The task — Without skipping anything, write out each record below exactly.

Data records
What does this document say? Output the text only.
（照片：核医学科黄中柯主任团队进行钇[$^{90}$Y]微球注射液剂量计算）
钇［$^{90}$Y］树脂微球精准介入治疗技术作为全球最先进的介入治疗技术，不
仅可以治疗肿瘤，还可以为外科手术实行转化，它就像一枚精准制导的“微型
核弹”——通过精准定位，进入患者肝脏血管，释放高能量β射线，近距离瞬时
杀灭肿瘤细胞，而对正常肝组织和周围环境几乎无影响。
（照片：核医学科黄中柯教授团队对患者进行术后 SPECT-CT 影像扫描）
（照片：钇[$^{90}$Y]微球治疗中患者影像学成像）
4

Output below —
What does this document say? Output the text only.
（照片：核医学科黄中柯主任团队进行钇[$^{90}$Y]微球注射液剂量计算）
钇［$^{90}$Y］树脂微球精准介入治疗技术作为全球最先进的介入治疗技术，不
仅可以治疗肿瘤，还可以为外科手术实行转化，它就像一枚精准制导的“微型
核弹”——通过精准定位，进入患者肝脏血管，释放高能量β射线，近距离瞬时
杀灭肿瘤细胞，而对正常肝组织和周围环境几乎无影响。
（照片：核医学科黄中柯教授团队对患者进行术后 SPECT-CT 影像扫描）
（照片：钇[$^{90}$Y]微球治疗中患者影像学成像）
4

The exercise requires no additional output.